Exercise details
Only the pictures stay out; every record is to be quoted exactly.
*** Excerpted records
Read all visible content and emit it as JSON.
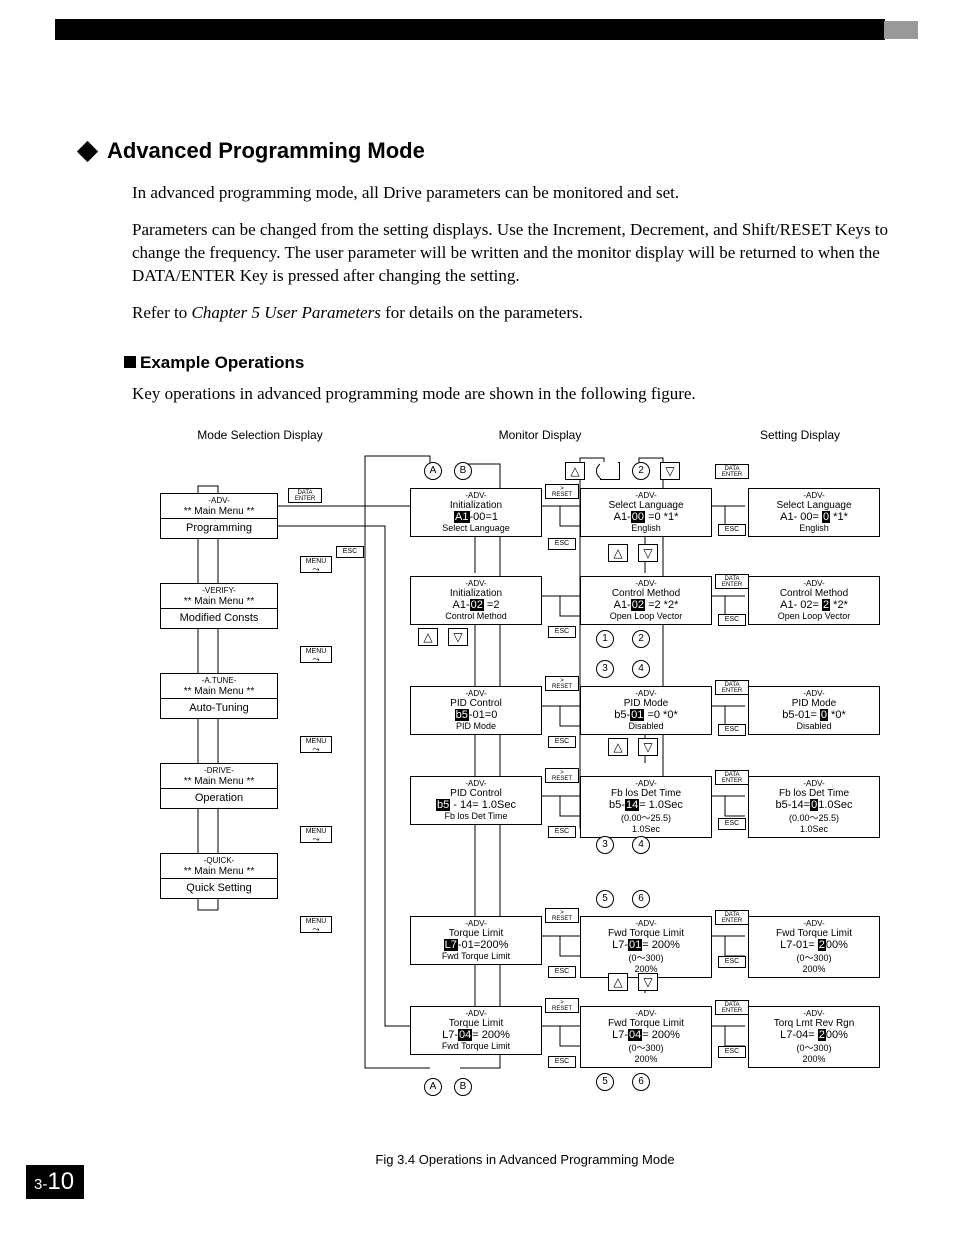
{
  "heading": "Advanced Programming Mode",
  "para1": "In advanced programming mode, all Drive parameters can be monitored and set.",
  "para2": "Parameters can be changed from the setting displays. Use the Increment, Decrement, and Shift/RESET Keys to change the frequency. The user parameter will be written and the monitor display will be returned to when the DATA/ENTER Key is pressed after changing the setting.",
  "para3a": "Refer to ",
  "para3b": "Chapter 5 User Parameters",
  "para3c": " for details on the parameters.",
  "subheading": "Example Operations",
  "para4": "Key operations in advanced programming mode are shown in the following figure.",
  "columns": {
    "c1": "Mode Selection Display",
    "c2": "Monitor Display",
    "c3": "Setting Display"
  },
  "keys": {
    "menu": "MENU",
    "esc": "ESC",
    "data_enter_1": "DATA",
    "data_enter_2": "ENTER",
    "reset_1": ">",
    "reset_2": "RESET"
  },
  "menus": {
    "m1": {
      "top": "-ADV-",
      "mid": "** Main Menu **",
      "bot": "Programming"
    },
    "m2": {
      "top": "-VERIFY-",
      "mid": "** Main Menu **",
      "bot": "Modified Consts"
    },
    "m3": {
      "top": "-A.TUNE-",
      "mid": "** Main Menu **",
      "bot": "Auto-Tuning"
    },
    "m4": {
      "top": "-DRIVE-",
      "mid": "** Main Menu **",
      "bot": "Operation"
    },
    "m5": {
      "top": "-QUICK-",
      "mid": "** Main Menu **",
      "bot": "Quick Setting"
    }
  },
  "mid": {
    "d1": {
      "t1": "-ADV-",
      "t2": "Initialization",
      "t3a": "A1",
      "t3b": "-00=1",
      "t4": "Select Language"
    },
    "d2": {
      "t1": "-ADV-",
      "t2": "Initialization",
      "t3a": "A1-",
      "t3b": "02",
      "t3c": " =2",
      "t4": "Control Method"
    },
    "d3": {
      "t1": "-ADV-",
      "t2": "PID Control",
      "t3a": "b5",
      "t3b": "-01=0",
      "t4": "PID Mode"
    },
    "d4": {
      "t1": "-ADV-",
      "t2": "PID Control",
      "t3a": "b5",
      "t3b": " - 14= 1.0Sec",
      "t4": "Fb los Det Time"
    },
    "d5": {
      "t1": "-ADV-",
      "t2": "Torque Limit",
      "t3a": "L7",
      "t3b": "-01=200%",
      "t4": "Fwd Torque Limit"
    },
    "d6": {
      "t1": "-ADV-",
      "t2": "Torque Limit",
      "t3a": "L7-",
      "t3b": "04",
      "t3c": "= 200%",
      "t4": "Fwd Torque Limit"
    }
  },
  "mon": {
    "r1": {
      "t1": "-ADV-",
      "t2": "Select Language",
      "t3": "A1-00 =0 *1*",
      "hl": "00",
      "t4": "English"
    },
    "r2": {
      "t1": "-ADV-",
      "t2": "Control Method",
      "t3": "A1-02 =2 *2*",
      "hl": "02",
      "t4": "Open Loop Vector"
    },
    "r3": {
      "t1": "-ADV-",
      "t2": "PID Mode",
      "t3": "b5-01 =0 *0*",
      "hl": "01",
      "t4": "Disabled"
    },
    "r4": {
      "t1": "-ADV-",
      "t2": "Fb los Det Time",
      "t3": "b5-14= 1.0Sec",
      "hl": "14",
      "t4a": "(0.00～25.5)",
      "t4b": "1.0Sec"
    },
    "r5": {
      "t1": "-ADV-",
      "t2": "Fwd Torque Limit",
      "t3": "L7-01= 200%",
      "hl": "01",
      "t4a": "(0～300)",
      "t4b": "200%"
    },
    "r6": {
      "t1": "-ADV-",
      "t2": "Fwd Torque Limit",
      "t3": "L7-04= 200%",
      "hl": "04",
      "t4a": "(0～300)",
      "t4b": "200%"
    }
  },
  "set": {
    "r1": {
      "t1": "-ADV-",
      "t2": "Select Language",
      "t3a": "A1- 00= ",
      "hl": "0",
      "t3b": " *1*",
      "t4": "English"
    },
    "r2": {
      "t1": "-ADV-",
      "t2": "Control Method",
      "t3a": "A1- 02= ",
      "hl": "2",
      "t3b": " *2*",
      "t4": "Open Loop Vector"
    },
    "r3": {
      "t1": "-ADV-",
      "t2": "PID Mode",
      "t3a": "b5-01= ",
      "hl": "0",
      "t3b": " *0*",
      "t4": "Disabled"
    },
    "r4": {
      "t1": "-ADV-",
      "t2": "Fb los Det Time",
      "t3a": "b5-14=",
      "hl": "0",
      "t3b": "1.0Sec",
      "t4a": "(0.00～25.5)",
      "t4b": "1.0Sec"
    },
    "r5": {
      "t1": "-ADV-",
      "t2": "Fwd Torque Limit",
      "t3a": "L7-01= ",
      "hl": "2",
      "t3b": "00%",
      "t4a": "(0～300)",
      "t4b": "200%"
    },
    "r6": {
      "t1": "-ADV-",
      "t2": "Torq Lmt Rev Rgn",
      "t3a": "L7-04= ",
      "hl": "2",
      "t3b": "00%",
      "t4a": "(0～300)",
      "t4b": "200%"
    }
  },
  "circles": {
    "A": "A",
    "B": "B",
    "n1": "1",
    "n2": "2",
    "n3": "3",
    "n4": "4",
    "n5": "5",
    "n6": "6"
  },
  "caption": "Fig 3.4  Operations in Advanced Programming Mode",
  "pagenum_small": "3-",
  "pagenum_big": "10"
}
******
Output for this exercise
Read all visible content and emit it as JSON.
{
  "heading": "Advanced Programming Mode",
  "para1": "In advanced programming mode, all Drive parameters can be monitored and set.",
  "para2": "Parameters can be changed from the setting displays. Use the Increment, Decrement, and Shift/RESET Keys to change the frequency. The user parameter will be written and the monitor display will be returned to when the DATA/ENTER Key is pressed after changing the setting.",
  "para3a": "Refer to ",
  "para3b": "Chapter 5 User Parameters",
  "para3c": " for details on the parameters.",
  "subheading": "Example Operations",
  "para4": "Key operations in advanced programming mode are shown in the following figure.",
  "columns": {
    "c1": "Mode Selection Display",
    "c2": "Monitor Display",
    "c3": "Setting Display"
  },
  "keys": {
    "menu": "MENU",
    "esc": "ESC",
    "data_enter_1": "DATA",
    "data_enter_2": "ENTER",
    "reset_1": ">",
    "reset_2": "RESET"
  },
  "menus": {
    "m1": {
      "top": "-ADV-",
      "mid": "** Main Menu **",
      "bot": "Programming"
    },
    "m2": {
      "top": "-VERIFY-",
      "mid": "** Main Menu **",
      "bot": "Modified Consts"
    },
    "m3": {
      "top": "-A.TUNE-",
      "mid": "** Main Menu **",
      "bot": "Auto-Tuning"
    },
    "m4": {
      "top": "-DRIVE-",
      "mid": "** Main Menu **",
      "bot": "Operation"
    },
    "m5": {
      "top": "-QUICK-",
      "mid": "** Main Menu **",
      "bot": "Quick Setting"
    }
  },
  "mid": {
    "d1": {
      "t1": "-ADV-",
      "t2": "Initialization",
      "t3a": "A1",
      "t3b": "-00=1",
      "t4": "Select Language"
    },
    "d2": {
      "t1": "-ADV-",
      "t2": "Initialization",
      "t3a": "A1-",
      "t3b": "02",
      "t3c": " =2",
      "t4": "Control Method"
    },
    "d3": {
      "t1": "-ADV-",
      "t2": "PID Control",
      "t3a": "b5",
      "t3b": "-01=0",
      "t4": "PID Mode"
    },
    "d4": {
      "t1": "-ADV-",
      "t2": "PID Control",
      "t3a": "b5",
      "t3b": " - 14= 1.0Sec",
      "t4": "Fb los Det Time"
    },
    "d5": {
      "t1": "-ADV-",
      "t2": "Torque Limit",
      "t3a": "L7",
      "t3b": "-01=200%",
      "t4": "Fwd Torque Limit"
    },
    "d6": {
      "t1": "-ADV-",
      "t2": "Torque Limit",
      "t3a": "L7-",
      "t3b": "04",
      "t3c": "= 200%",
      "t4": "Fwd Torque Limit"
    }
  },
  "mon": {
    "r1": {
      "t1": "-ADV-",
      "t2": "Select Language",
      "t3": "A1-00 =0 *1*",
      "hl": "00",
      "t4": "English"
    },
    "r2": {
      "t1": "-ADV-",
      "t2": "Control Method",
      "t3": "A1-02 =2 *2*",
      "hl": "02",
      "t4": "Open Loop Vector"
    },
    "r3": {
      "t1": "-ADV-",
      "t2": "PID Mode",
      "t3": "b5-01 =0 *0*",
      "hl": "01",
      "t4": "Disabled"
    },
    "r4": {
      "t1": "-ADV-",
      "t2": "Fb los Det Time",
      "t3": "b5-14= 1.0Sec",
      "hl": "14",
      "t4a": "(0.00～25.5)",
      "t4b": "1.0Sec"
    },
    "r5": {
      "t1": "-ADV-",
      "t2": "Fwd Torque Limit",
      "t3": "L7-01= 200%",
      "hl": "01",
      "t4a": "(0～300)",
      "t4b": "200%"
    },
    "r6": {
      "t1": "-ADV-",
      "t2": "Fwd Torque Limit",
      "t3": "L7-04= 200%",
      "hl": "04",
      "t4a": "(0～300)",
      "t4b": "200%"
    }
  },
  "set": {
    "r1": {
      "t1": "-ADV-",
      "t2": "Select Language",
      "t3a": "A1- 00= ",
      "hl": "0",
      "t3b": " *1*",
      "t4": "English"
    },
    "r2": {
      "t1": "-ADV-",
      "t2": "Control Method",
      "t3a": "A1- 02= ",
      "hl": "2",
      "t3b": " *2*",
      "t4": "Open Loop Vector"
    },
    "r3": {
      "t1": "-ADV-",
      "t2": "PID Mode",
      "t3a": "b5-01= ",
      "hl": "0",
      "t3b": " *0*",
      "t4": "Disabled"
    },
    "r4": {
      "t1": "-ADV-",
      "t2": "Fb los Det Time",
      "t3a": "b5-14=",
      "hl": "0",
      "t3b": "1.0Sec",
      "t4a": "(0.00～25.5)",
      "t4b": "1.0Sec"
    },
    "r5": {
      "t1": "-ADV-",
      "t2": "Fwd Torque Limit",
      "t3a": "L7-01= ",
      "hl": "2",
      "t3b": "00%",
      "t4a": "(0～300)",
      "t4b": "200%"
    },
    "r6": {
      "t1": "-ADV-",
      "t2": "Torq Lmt Rev Rgn",
      "t3a": "L7-04= ",
      "hl": "2",
      "t3b": "00%",
      "t4a": "(0～300)",
      "t4b": "200%"
    }
  },
  "circles": {
    "A": "A",
    "B": "B",
    "n1": "1",
    "n2": "2",
    "n3": "3",
    "n4": "4",
    "n5": "5",
    "n6": "6"
  },
  "caption": "Fig 3.4  Operations in Advanced Programming Mode",
  "pagenum_small": "3-",
  "pagenum_big": "10"
}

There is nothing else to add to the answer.